* EXERCISE OBJECTIVE
Identify and pull out each line of the entries in which "this" occurs.
☆ ☆ ☆ ☆ ☆
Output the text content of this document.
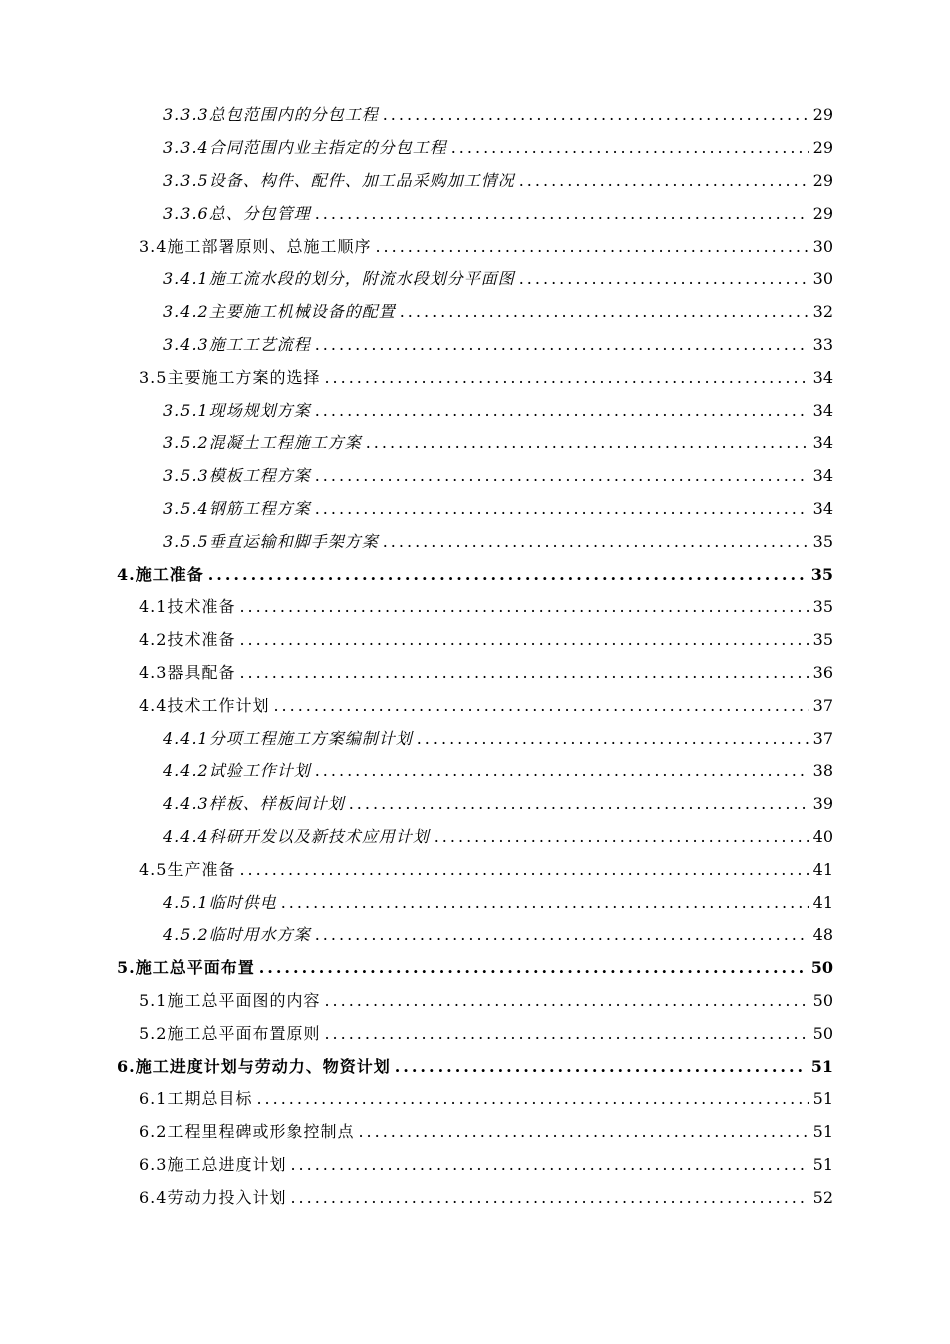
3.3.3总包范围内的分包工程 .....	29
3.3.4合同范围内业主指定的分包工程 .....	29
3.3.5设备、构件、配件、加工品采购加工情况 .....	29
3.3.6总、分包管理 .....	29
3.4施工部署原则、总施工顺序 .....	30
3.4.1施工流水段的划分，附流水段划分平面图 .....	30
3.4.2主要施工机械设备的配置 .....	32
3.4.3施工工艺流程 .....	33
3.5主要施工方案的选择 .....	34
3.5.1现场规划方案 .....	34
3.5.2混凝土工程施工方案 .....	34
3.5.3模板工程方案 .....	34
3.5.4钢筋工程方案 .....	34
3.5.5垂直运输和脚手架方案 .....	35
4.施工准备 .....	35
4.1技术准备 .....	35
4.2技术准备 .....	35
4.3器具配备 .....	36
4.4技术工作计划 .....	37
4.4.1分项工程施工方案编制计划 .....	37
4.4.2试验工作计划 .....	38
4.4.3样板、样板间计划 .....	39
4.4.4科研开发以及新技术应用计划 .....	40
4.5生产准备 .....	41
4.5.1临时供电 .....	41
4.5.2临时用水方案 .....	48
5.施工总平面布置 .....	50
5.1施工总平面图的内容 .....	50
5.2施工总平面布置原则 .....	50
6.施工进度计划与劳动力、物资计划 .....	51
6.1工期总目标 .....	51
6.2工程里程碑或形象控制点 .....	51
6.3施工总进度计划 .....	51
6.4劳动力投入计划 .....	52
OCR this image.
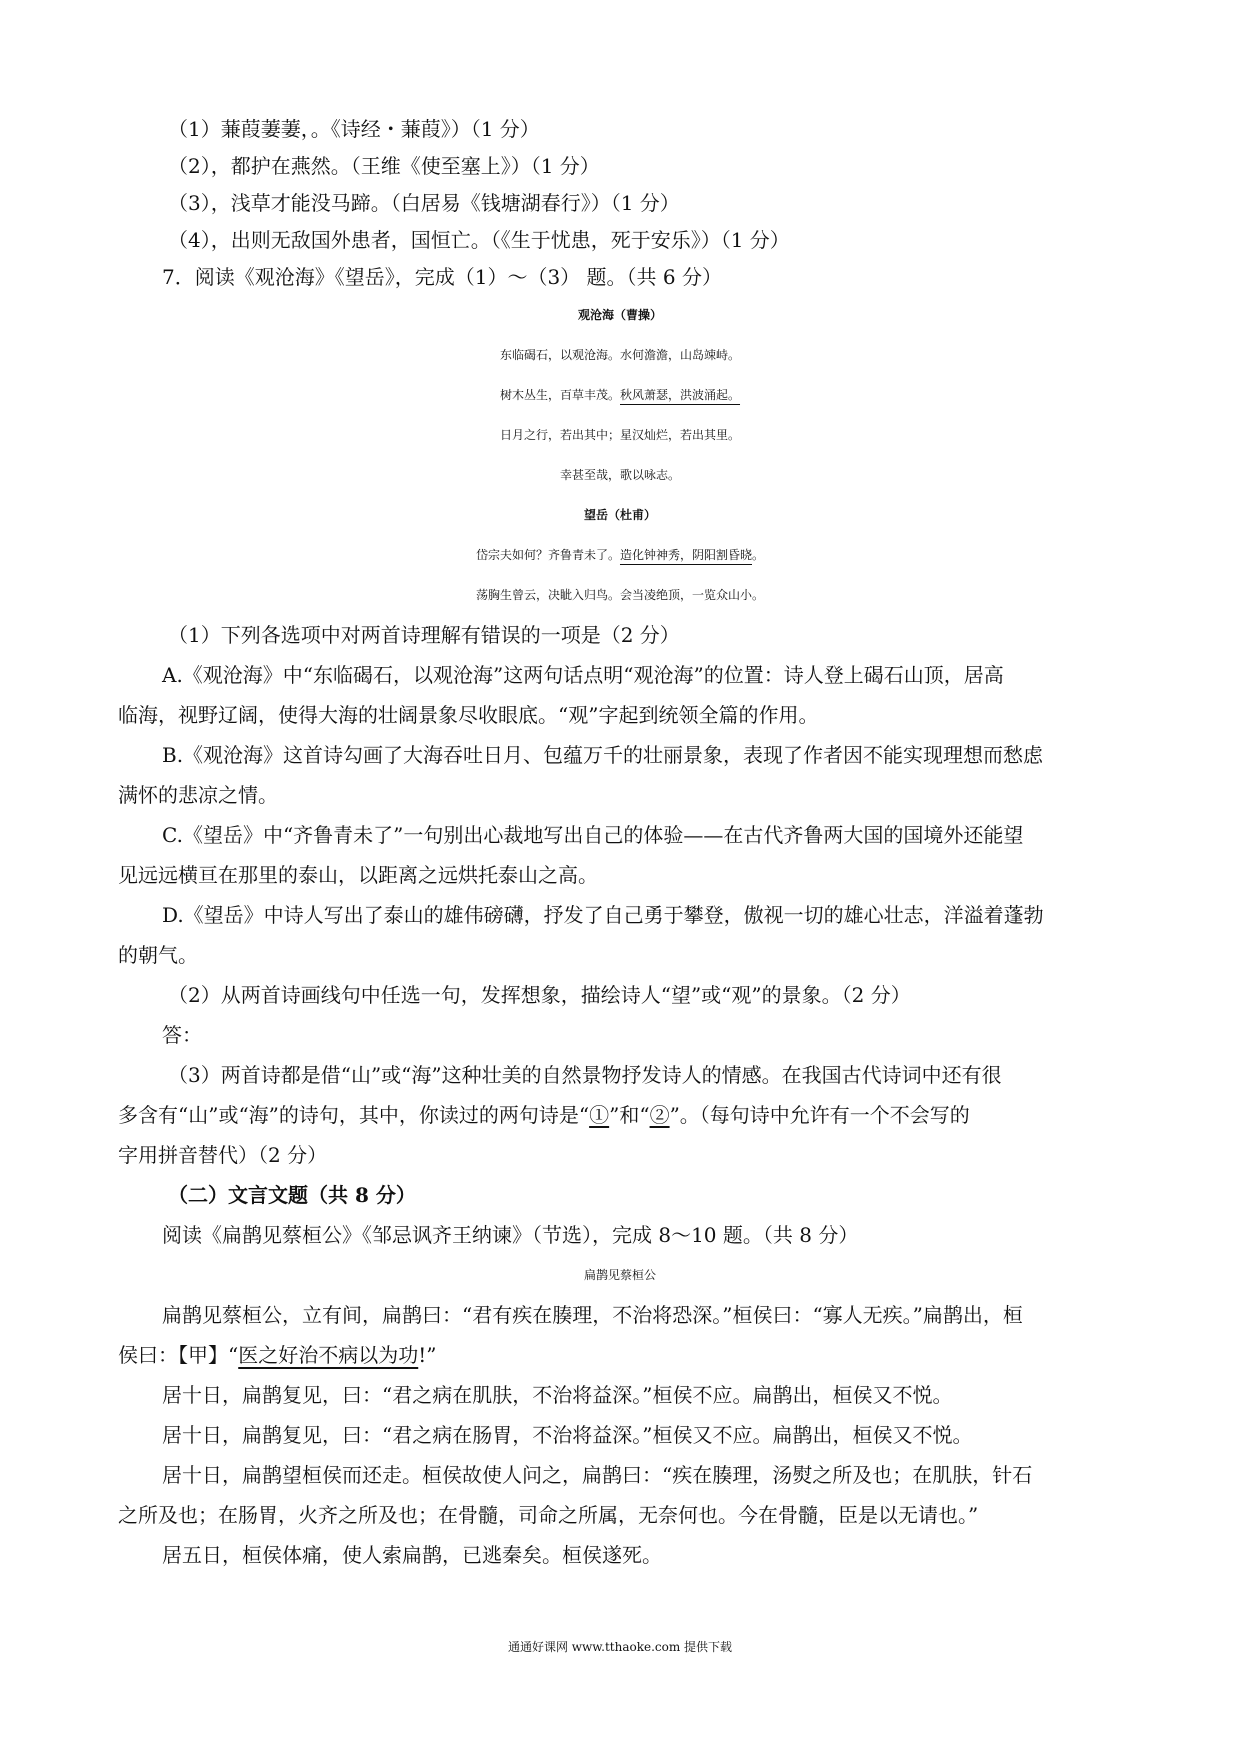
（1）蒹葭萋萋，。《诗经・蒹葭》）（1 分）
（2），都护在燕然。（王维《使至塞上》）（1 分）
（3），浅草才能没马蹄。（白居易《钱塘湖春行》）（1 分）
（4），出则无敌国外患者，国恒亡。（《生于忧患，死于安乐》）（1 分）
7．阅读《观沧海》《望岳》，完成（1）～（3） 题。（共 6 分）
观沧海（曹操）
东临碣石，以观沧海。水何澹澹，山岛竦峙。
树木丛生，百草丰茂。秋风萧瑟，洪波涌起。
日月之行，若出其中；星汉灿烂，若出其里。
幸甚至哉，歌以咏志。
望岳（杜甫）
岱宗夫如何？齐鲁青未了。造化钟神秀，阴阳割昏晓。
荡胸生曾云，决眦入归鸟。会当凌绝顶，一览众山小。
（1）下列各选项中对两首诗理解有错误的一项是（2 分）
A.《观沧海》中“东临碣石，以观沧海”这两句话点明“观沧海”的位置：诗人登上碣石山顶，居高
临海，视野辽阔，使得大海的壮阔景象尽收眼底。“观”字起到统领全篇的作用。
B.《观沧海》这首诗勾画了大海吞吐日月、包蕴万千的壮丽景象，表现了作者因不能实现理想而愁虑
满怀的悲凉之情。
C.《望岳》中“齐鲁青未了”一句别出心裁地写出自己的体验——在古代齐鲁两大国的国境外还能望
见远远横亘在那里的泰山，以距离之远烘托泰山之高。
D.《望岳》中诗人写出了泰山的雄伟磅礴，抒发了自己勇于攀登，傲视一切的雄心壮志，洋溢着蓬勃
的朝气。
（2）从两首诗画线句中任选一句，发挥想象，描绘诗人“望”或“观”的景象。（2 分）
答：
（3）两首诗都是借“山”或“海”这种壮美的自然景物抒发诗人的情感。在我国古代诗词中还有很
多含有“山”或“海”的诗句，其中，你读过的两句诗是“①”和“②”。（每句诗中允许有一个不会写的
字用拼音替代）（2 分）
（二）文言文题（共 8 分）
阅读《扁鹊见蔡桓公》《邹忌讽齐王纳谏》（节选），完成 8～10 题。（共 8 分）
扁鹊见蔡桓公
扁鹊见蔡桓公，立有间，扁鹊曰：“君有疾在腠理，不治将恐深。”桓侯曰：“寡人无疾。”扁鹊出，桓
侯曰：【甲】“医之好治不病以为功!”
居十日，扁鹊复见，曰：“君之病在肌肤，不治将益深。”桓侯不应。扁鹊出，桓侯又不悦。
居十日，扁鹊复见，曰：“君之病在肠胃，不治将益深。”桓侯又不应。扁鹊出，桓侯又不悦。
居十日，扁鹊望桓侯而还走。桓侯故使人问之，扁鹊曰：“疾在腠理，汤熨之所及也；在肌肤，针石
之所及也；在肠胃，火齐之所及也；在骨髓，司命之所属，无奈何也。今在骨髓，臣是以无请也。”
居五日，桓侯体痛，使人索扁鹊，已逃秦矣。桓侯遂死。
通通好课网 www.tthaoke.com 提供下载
☆ ☆ ☆ ☆ ☆
* ANSWER BELOW
Output the text content of this document.
OCR this image.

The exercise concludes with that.